"""
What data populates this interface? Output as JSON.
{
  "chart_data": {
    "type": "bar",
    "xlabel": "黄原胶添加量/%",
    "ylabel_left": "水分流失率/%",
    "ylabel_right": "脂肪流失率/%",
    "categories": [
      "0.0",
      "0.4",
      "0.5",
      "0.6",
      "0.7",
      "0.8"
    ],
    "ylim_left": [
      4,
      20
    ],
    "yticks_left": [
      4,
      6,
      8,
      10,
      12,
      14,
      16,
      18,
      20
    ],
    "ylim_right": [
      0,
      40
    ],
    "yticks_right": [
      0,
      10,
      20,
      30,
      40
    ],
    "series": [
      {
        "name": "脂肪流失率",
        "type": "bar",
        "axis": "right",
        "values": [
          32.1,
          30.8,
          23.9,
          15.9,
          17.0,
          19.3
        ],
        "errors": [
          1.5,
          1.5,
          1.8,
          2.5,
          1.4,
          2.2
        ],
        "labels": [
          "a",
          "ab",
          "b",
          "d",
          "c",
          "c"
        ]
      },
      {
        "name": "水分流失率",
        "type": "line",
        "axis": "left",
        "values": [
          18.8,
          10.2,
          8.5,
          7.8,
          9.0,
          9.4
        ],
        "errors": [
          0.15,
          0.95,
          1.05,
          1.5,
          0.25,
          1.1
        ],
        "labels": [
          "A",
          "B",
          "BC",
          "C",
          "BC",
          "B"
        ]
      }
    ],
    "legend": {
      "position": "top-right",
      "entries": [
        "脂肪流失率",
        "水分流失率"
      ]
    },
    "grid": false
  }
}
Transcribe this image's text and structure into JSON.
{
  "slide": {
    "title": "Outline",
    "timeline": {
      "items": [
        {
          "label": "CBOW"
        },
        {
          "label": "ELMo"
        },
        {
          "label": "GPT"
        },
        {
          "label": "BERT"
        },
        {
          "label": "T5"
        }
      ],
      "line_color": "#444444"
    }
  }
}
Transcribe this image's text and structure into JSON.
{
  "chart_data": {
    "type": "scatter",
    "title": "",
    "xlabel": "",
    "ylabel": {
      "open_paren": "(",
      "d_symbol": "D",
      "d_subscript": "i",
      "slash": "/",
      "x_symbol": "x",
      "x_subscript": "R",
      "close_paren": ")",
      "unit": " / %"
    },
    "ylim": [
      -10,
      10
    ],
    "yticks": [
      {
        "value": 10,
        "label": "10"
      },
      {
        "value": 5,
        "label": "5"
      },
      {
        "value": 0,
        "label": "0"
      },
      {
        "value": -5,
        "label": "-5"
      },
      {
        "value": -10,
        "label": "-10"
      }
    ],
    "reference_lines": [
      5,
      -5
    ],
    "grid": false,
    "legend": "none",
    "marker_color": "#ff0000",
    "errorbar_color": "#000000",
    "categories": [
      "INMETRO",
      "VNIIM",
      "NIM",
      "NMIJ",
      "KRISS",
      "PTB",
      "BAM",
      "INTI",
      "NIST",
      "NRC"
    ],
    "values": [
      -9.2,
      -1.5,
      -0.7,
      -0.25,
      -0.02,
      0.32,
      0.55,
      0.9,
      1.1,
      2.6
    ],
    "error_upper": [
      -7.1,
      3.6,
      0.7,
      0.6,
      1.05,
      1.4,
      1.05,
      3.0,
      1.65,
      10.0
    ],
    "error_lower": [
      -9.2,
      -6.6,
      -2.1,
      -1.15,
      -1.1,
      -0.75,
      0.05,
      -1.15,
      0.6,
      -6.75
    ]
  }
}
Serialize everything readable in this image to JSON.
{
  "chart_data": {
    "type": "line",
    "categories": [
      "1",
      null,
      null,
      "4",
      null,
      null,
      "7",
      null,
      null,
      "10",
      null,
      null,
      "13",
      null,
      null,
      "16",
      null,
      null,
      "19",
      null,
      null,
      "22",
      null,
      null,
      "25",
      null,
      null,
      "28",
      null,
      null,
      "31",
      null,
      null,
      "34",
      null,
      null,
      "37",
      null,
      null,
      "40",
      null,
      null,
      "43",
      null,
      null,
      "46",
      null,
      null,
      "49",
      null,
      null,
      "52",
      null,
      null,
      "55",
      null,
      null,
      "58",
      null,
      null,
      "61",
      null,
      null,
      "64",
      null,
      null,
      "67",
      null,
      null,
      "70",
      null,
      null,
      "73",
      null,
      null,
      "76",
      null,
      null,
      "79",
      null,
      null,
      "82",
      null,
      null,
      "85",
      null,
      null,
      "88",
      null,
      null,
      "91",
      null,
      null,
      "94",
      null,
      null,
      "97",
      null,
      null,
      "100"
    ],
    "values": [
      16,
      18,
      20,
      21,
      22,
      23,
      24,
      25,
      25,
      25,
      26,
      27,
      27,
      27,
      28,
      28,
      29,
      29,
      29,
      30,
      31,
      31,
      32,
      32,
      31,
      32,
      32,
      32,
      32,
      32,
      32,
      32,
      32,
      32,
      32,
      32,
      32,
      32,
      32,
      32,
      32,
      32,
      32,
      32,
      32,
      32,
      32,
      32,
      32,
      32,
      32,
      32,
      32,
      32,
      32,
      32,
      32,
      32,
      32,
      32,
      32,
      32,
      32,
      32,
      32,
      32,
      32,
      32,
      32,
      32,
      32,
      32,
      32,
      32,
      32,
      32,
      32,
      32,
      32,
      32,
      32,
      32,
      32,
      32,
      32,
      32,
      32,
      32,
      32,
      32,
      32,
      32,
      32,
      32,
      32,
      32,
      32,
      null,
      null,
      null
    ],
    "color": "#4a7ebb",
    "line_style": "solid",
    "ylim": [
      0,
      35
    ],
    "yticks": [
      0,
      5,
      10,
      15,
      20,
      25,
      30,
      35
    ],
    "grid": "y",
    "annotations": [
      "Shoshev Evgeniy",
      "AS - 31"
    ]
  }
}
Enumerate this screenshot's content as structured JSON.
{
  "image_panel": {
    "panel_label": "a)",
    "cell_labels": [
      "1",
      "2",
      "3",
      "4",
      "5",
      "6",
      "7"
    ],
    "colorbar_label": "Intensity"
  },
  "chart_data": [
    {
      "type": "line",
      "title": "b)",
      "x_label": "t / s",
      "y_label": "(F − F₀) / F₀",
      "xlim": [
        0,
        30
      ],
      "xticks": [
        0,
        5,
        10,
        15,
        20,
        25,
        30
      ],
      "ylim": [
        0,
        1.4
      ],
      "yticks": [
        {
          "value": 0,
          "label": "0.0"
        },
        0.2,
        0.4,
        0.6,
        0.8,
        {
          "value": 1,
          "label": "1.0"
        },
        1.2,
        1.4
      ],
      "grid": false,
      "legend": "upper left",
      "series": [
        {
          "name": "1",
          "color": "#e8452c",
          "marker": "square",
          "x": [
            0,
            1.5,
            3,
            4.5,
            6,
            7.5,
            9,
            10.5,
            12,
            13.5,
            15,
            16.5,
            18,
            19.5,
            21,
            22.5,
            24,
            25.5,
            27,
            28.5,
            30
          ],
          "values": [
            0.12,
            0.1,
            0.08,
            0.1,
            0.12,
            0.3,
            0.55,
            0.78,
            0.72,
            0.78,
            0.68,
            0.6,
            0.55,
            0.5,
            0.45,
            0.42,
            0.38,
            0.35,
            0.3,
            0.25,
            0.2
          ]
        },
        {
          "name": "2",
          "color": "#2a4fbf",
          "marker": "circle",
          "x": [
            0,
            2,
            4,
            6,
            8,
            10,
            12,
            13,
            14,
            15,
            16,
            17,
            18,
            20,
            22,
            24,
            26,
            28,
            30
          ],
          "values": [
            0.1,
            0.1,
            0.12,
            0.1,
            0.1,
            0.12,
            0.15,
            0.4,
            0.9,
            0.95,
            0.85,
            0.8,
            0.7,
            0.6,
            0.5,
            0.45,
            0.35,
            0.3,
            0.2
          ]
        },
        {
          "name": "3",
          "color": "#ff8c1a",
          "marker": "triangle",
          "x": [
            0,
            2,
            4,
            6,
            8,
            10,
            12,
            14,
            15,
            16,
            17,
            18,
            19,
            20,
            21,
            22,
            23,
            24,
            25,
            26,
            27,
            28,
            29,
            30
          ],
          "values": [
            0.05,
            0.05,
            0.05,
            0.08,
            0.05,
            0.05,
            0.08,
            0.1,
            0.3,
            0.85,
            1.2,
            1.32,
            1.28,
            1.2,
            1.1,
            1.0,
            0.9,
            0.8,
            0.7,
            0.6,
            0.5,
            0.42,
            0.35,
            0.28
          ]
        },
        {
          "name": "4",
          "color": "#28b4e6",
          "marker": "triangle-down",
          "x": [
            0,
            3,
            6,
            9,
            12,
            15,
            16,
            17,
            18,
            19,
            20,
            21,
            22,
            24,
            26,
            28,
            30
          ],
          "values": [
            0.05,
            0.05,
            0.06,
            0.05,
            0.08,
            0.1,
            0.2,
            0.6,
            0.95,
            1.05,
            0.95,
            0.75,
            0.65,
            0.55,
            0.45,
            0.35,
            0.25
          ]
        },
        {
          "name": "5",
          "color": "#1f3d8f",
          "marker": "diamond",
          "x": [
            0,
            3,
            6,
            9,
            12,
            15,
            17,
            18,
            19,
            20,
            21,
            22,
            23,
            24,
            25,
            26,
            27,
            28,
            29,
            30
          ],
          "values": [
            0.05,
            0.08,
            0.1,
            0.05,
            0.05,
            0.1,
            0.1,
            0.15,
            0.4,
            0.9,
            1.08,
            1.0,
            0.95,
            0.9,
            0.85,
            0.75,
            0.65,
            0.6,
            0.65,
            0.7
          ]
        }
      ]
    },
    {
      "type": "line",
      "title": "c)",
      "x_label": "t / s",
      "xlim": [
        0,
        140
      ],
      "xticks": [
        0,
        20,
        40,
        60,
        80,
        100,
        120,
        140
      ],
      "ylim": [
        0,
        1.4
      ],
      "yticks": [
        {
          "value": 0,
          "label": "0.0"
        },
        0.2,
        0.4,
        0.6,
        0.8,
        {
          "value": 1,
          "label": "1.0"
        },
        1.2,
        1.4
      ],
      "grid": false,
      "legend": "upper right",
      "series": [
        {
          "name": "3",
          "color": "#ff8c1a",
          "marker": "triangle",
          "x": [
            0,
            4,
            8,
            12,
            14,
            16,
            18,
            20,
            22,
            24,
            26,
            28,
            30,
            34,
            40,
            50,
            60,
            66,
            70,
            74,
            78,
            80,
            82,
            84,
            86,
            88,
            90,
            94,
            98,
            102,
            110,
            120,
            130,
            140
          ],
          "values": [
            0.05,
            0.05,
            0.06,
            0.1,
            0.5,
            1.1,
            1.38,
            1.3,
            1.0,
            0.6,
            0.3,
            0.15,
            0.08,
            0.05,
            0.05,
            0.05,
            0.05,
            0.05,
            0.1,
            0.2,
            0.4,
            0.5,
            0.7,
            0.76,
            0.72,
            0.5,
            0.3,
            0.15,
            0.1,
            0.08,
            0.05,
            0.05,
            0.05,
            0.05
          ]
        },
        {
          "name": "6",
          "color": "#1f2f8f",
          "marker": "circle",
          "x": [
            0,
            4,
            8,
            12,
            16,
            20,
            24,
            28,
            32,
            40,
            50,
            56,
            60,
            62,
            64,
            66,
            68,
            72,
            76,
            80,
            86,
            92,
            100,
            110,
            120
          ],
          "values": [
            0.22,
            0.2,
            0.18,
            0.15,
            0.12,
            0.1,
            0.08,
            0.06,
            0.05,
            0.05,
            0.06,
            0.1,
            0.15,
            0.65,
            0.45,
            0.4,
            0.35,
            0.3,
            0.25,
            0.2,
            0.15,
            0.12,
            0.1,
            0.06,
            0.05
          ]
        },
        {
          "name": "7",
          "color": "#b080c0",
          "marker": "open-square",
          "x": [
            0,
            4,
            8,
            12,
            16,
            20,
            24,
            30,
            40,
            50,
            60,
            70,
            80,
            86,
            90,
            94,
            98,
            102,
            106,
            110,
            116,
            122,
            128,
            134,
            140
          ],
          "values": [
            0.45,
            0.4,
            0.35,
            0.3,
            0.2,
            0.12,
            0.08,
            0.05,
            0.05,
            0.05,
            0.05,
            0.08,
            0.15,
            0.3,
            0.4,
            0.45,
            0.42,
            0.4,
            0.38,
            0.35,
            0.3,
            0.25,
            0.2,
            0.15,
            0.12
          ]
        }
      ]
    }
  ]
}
"""
*WHAT YOU WILL DO*
Which lines of the data above contain "grid"? Copy each one.

*RESULT OF THE TASK*
    "grid": false
    "grid": false,
    "grid": "y",
      "grid": false,
      "grid": false,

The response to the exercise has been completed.